Identify and pull out each line of the entries in which "många" occurs.

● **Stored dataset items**
● ● ● ● ●
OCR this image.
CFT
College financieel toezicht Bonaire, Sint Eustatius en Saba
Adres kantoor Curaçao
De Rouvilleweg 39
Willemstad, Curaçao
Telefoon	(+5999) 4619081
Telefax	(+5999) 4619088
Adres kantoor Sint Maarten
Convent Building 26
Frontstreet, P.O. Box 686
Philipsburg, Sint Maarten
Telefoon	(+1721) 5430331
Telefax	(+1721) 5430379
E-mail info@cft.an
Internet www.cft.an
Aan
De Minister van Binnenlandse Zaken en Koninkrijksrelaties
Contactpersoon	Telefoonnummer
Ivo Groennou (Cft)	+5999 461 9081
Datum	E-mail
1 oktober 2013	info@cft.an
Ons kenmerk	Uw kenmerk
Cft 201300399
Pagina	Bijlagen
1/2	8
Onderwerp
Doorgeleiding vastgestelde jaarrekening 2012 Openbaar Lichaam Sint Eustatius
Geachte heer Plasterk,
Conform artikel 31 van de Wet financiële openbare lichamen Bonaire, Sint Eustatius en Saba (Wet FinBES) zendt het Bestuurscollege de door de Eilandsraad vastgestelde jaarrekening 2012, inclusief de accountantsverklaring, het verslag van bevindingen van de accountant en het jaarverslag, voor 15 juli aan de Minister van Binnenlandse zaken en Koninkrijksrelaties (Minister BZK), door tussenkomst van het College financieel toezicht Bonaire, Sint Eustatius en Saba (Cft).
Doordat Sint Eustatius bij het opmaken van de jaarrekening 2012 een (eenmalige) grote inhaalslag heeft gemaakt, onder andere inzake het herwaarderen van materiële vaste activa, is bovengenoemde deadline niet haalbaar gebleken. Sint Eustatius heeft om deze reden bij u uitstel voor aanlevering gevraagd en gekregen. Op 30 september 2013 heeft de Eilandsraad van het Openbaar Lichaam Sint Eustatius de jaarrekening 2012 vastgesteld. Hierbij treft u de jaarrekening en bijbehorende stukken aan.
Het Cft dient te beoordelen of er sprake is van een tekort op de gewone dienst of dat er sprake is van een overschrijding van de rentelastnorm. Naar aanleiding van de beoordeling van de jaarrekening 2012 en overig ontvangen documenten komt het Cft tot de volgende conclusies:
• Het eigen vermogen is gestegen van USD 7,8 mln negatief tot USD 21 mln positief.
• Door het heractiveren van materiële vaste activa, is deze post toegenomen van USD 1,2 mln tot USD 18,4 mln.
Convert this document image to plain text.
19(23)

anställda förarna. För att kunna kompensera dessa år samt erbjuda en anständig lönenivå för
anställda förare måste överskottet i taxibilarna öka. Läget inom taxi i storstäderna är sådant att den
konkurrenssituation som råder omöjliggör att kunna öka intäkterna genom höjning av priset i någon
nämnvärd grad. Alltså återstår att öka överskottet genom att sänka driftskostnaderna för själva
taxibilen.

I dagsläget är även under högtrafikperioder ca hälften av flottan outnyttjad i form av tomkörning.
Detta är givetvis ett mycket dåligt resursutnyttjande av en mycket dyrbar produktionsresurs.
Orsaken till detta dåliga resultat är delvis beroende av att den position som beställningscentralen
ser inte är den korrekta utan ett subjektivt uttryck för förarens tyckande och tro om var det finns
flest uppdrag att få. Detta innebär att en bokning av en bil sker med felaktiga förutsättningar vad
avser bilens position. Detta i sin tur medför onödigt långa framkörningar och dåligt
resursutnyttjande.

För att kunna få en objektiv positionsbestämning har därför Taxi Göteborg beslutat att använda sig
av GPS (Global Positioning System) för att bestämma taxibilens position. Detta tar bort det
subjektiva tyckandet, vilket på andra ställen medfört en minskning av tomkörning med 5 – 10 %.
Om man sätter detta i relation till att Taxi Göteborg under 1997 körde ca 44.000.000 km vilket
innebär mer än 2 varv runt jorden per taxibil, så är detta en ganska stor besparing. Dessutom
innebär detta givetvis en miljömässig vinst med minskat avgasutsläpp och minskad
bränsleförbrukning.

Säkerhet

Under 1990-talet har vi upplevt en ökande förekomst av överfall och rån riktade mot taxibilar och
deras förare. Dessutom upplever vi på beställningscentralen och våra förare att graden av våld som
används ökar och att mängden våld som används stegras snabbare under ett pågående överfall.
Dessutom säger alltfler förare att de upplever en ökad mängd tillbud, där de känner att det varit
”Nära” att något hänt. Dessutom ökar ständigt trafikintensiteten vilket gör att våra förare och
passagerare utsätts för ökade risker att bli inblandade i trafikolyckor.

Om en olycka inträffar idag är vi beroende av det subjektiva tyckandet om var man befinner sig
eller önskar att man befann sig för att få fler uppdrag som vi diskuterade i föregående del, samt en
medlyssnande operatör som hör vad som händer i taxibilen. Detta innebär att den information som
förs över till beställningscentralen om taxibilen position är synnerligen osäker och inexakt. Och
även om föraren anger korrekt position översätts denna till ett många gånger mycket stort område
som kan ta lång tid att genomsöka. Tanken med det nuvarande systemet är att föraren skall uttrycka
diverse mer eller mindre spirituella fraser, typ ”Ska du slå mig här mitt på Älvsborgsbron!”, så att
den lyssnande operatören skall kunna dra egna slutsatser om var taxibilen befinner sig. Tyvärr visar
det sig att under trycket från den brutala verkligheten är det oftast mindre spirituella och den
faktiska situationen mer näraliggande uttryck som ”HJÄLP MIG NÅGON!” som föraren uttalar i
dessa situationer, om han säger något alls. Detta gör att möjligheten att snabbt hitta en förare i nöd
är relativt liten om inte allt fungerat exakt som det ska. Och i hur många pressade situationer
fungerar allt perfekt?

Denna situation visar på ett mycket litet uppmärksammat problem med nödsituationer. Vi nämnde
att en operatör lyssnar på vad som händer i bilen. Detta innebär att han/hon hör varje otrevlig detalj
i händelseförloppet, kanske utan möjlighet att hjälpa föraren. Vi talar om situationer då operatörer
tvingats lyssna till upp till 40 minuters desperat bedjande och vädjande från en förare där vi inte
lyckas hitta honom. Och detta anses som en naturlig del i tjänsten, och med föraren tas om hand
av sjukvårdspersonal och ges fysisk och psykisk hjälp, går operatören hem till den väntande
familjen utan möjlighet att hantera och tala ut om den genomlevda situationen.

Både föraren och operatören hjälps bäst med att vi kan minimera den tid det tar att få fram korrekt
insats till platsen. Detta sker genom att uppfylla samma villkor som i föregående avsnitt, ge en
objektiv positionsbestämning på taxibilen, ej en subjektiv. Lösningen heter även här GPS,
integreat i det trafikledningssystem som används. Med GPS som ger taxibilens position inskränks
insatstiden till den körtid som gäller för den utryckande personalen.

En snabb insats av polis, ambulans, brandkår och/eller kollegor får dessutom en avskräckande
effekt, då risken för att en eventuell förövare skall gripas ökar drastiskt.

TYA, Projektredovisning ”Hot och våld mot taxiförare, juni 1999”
● ● ● ● ●
● **SOLUTION TO THE EXERCISE**
även om föraren anger korrekt position översätts denna till ett många gånger mycket stort område
är relativt liten om inte allt fungerat exakt som det ska. Och i hur många pressade situationer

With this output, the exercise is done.